§ Data for processing:

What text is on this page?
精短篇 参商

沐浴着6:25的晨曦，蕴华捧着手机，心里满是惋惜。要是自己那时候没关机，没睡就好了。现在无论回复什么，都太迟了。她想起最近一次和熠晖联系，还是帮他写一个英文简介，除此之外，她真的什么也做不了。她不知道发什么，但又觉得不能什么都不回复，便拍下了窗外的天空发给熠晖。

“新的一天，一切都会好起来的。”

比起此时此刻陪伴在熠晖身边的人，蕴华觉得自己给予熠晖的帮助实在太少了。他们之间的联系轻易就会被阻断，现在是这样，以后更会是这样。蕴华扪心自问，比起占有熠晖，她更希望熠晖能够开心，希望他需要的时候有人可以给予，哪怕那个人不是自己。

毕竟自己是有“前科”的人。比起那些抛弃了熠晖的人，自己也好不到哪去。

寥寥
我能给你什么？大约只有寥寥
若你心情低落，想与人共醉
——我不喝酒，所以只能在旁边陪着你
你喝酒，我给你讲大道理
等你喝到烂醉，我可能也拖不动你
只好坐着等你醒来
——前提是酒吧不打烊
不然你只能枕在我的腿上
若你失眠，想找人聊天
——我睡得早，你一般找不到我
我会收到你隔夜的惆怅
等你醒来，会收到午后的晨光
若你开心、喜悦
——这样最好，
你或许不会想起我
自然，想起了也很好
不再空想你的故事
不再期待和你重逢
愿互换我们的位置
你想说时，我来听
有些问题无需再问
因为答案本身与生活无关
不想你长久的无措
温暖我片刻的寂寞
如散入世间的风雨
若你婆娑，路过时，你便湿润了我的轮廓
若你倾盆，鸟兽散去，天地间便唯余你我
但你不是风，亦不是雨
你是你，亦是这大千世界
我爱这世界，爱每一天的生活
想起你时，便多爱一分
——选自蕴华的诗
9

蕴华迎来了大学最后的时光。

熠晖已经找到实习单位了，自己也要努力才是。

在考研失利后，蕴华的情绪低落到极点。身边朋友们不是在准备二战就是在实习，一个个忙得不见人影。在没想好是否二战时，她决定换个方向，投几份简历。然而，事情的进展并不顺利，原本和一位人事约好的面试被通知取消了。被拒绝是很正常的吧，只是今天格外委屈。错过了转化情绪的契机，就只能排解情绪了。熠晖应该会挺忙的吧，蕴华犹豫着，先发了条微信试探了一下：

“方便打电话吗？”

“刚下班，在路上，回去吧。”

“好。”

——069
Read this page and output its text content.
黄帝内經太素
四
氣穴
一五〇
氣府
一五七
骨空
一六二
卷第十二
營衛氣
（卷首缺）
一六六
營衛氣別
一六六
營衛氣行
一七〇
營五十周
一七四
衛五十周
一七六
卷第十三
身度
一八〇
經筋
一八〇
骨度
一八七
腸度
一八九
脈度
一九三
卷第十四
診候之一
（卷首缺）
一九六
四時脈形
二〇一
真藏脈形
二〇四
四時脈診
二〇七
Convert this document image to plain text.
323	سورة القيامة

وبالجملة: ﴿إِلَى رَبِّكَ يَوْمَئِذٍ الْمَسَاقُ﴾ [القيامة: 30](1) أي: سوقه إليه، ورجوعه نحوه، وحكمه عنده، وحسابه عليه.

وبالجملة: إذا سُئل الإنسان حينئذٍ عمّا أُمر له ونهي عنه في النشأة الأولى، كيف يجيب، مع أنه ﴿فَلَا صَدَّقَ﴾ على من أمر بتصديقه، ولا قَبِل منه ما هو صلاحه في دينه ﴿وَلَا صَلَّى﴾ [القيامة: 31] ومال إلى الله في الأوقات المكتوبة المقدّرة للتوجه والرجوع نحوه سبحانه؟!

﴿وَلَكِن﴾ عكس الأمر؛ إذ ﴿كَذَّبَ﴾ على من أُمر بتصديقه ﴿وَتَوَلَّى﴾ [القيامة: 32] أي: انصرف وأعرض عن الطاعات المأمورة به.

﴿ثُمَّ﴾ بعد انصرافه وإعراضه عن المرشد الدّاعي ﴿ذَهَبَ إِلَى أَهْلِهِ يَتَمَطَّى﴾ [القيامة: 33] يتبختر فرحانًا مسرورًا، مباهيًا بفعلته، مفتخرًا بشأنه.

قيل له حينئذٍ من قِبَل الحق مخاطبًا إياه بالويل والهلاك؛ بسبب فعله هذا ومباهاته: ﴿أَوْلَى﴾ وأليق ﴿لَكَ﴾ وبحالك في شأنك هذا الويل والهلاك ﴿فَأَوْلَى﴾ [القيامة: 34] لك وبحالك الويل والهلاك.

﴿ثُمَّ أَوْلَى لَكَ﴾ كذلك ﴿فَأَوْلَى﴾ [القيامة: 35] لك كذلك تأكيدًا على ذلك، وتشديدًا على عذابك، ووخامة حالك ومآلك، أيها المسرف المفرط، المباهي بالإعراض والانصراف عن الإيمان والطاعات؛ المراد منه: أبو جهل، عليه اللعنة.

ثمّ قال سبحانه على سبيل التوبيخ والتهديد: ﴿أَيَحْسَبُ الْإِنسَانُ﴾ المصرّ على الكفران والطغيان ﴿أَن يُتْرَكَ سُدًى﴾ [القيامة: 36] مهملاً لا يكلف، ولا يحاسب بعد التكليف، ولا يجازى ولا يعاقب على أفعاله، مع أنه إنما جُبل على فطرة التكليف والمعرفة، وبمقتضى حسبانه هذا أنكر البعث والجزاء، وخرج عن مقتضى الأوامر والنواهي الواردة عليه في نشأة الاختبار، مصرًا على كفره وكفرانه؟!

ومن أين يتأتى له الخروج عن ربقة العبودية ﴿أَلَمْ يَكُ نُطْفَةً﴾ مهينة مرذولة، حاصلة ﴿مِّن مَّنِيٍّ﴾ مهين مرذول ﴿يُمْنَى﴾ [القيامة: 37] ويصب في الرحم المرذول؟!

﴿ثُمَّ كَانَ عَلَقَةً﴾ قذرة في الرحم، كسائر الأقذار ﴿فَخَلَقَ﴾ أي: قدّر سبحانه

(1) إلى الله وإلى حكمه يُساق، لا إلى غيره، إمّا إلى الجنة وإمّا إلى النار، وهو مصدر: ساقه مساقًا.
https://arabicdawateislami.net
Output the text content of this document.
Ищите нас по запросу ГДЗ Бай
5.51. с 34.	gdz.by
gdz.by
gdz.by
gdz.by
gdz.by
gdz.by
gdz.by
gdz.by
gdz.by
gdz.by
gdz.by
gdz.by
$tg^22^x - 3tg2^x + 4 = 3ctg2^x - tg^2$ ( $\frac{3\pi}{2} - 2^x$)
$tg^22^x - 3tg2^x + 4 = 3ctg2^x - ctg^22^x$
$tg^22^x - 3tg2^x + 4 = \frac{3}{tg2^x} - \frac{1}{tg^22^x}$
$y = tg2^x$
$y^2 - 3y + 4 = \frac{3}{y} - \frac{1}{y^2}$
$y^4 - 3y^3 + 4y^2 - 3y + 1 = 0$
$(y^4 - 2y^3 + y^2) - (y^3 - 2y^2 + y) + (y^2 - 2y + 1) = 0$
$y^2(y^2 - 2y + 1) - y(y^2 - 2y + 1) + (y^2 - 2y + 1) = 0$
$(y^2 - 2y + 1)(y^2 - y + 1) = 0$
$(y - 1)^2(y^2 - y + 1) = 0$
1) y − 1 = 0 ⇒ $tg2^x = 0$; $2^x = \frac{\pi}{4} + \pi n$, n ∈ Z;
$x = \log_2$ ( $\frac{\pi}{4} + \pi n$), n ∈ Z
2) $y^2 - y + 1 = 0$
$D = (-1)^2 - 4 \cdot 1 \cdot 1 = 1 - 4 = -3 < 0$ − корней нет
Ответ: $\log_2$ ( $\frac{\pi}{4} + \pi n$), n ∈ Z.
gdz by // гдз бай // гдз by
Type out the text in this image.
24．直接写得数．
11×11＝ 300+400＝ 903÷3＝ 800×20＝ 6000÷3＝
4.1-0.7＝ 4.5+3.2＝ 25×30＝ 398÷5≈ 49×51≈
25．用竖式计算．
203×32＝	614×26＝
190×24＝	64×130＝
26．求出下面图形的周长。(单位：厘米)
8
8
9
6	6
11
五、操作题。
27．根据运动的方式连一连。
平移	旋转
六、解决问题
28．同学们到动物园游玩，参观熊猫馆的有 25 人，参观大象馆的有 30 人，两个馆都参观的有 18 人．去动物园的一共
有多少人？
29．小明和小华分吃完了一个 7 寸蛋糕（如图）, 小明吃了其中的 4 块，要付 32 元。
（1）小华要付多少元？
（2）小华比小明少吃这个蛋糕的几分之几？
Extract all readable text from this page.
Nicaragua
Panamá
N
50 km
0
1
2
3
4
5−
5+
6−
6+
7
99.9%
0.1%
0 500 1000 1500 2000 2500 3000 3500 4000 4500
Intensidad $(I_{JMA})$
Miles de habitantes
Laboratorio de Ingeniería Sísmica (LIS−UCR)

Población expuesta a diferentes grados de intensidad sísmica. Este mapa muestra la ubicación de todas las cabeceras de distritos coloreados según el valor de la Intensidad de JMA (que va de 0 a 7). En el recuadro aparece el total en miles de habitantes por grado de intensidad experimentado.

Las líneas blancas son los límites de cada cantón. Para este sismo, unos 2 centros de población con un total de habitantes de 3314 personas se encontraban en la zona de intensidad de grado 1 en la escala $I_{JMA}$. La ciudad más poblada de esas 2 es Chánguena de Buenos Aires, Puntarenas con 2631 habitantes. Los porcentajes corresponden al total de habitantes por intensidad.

§ Goal: From the records above, pull out every line containing the word "نحوه".

§ Task response:
وبالجملة: ﴿إِلَى رَبِّكَ يَوْمَئِذٍ الْمَسَاقُ﴾ [القيامة: 30](1) أي: سوقه إليه، ورجوعه نحوه، وحكمه عنده، وحسابه عليه.
وبالجملة: إذا سُئل الإنسان حينئذٍ عمّا أُمر له ونهي عنه في النشأة الأولى، كيف يجيب، مع أنه ﴿فَلَا صَدَّقَ﴾ على من أمر بتصديقه، ولا قَبِل منه ما هو صلاحه في دينه ﴿وَلَا صَلَّى﴾ [القيامة: 31] ومال إلى الله في الأوقات المكتوبة المقدّرة للتوجه والرجوع نحوه سبحانه؟!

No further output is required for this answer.